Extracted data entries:
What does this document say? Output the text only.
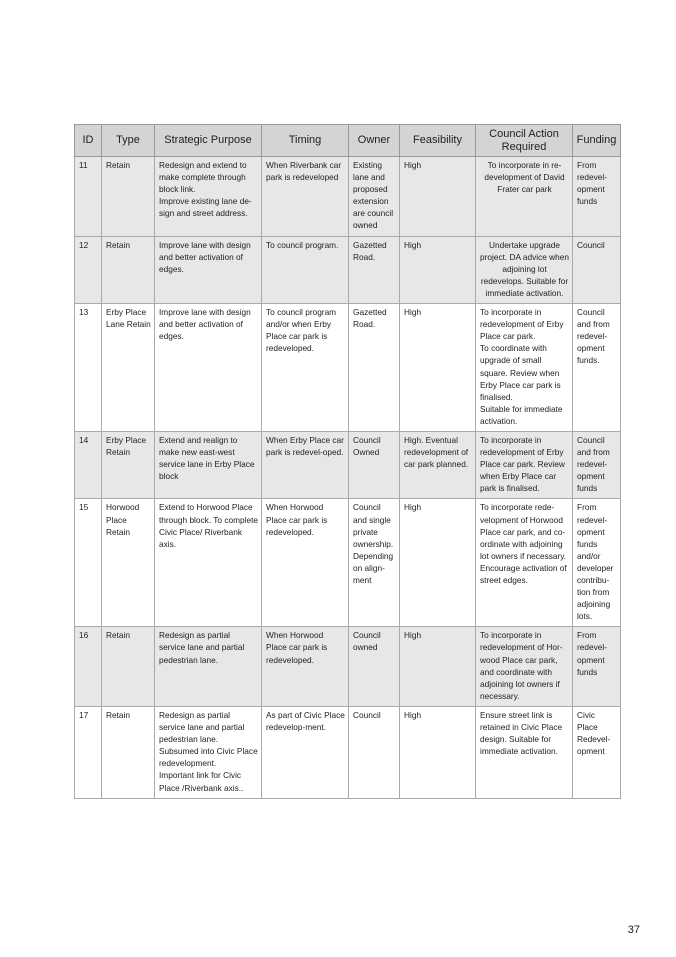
ID	Type	Strategic Purpose	Timing	Owner	Feasibility	Council Action Required	Funding

11	Retain	Redesign and extend to make complete through block link.
Improve existing lane de-sign and street address.	When Riverbank car park is redeveloped	Existing lane and proposed extension are council owned	High	To incorporate in re-development of David Frater car park	From redevel-opment funds

12	Retain	Improve lane with design and better activation of edges.	To council program.	Gazetted Road.	High	Undertake upgrade project. DA advice when adjoining lot redevelops. Suitable for immediate activation.	Council

13	Erby Place Lane Retain	Improve lane with design and better activation of edges.	To council program and/or when Erby Place car park is redeveloped.	Gazetted Road.	High	To incorporate in redevelopment of Erby Place car park.
To coordinate with upgrade of small square. Review when Erby Place car park is ﬁnalised.
Suitable for immediate activation.	Council and from redevel-opment funds.

14	Erby Place Retain	Extend and realign to make new east-west service lane in Erby Place block	When Erby Place car park is redevel-oped.	Council Owned	High. Eventual redevelopment of car park planned.	To incorporate in redevelopment of Erby Place car park. Review when Erby Place car park is ﬁnalised.	Council and from redevel-opment funds

15	Horwood Place Retain	Extend to Horwood Place through block. To complete Civic Place/ Riverbank axis.	When Horwood Place car park is redeveloped.	Council and single private ownership. Depending on align-ment	High	To incorporate rede-velopment of Horwood Place car park, and co-ordinate with adjoining lot owners if necessary. Encourage activation of street edges.	From redevel-opment funds and/or developer contribu-tion from adjoining lots.

16	Retain	Redesign as partial service lane and partial pedestrian lane.	When Horwood Place car park is redeveloped.	Council owned	High	To incorporate in redevelopment of Hor-wood Place car park, and coordinate with adjoining lot owners if necessary.	From redevel-opment funds

17	Retain	Redesign as partial service lane and partial pedestrian lane.
Subsumed into Civic Place redevelopment.
Important link for Civic Place /Riverbank axis..	As part of Civic Place redevelop-ment.	Council	High	Ensure street link is retained in Civic Place design. Suitable for immediate activation.	Civic Place Redevel-opment
37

*TASK*. Extract all lines from the data in which "Suitable" is found.

*RESULT OF THE TASK*.
12	Retain	Improve lane with design and better activation of edges.	To council program.	Gazetted Road.	High	Undertake upgrade project. DA advice when adjoining lot redevelops. Suitable for immediate activation.	Council
Suitable for immediate activation.	Council and from redevel-opment funds.
Important link for Civic Place /Riverbank axis..	As part of Civic Place redevelop-ment.	Council	High	Ensure street link is retained in Civic Place design. Suitable for immediate activation.	Civic Place Redevel-opment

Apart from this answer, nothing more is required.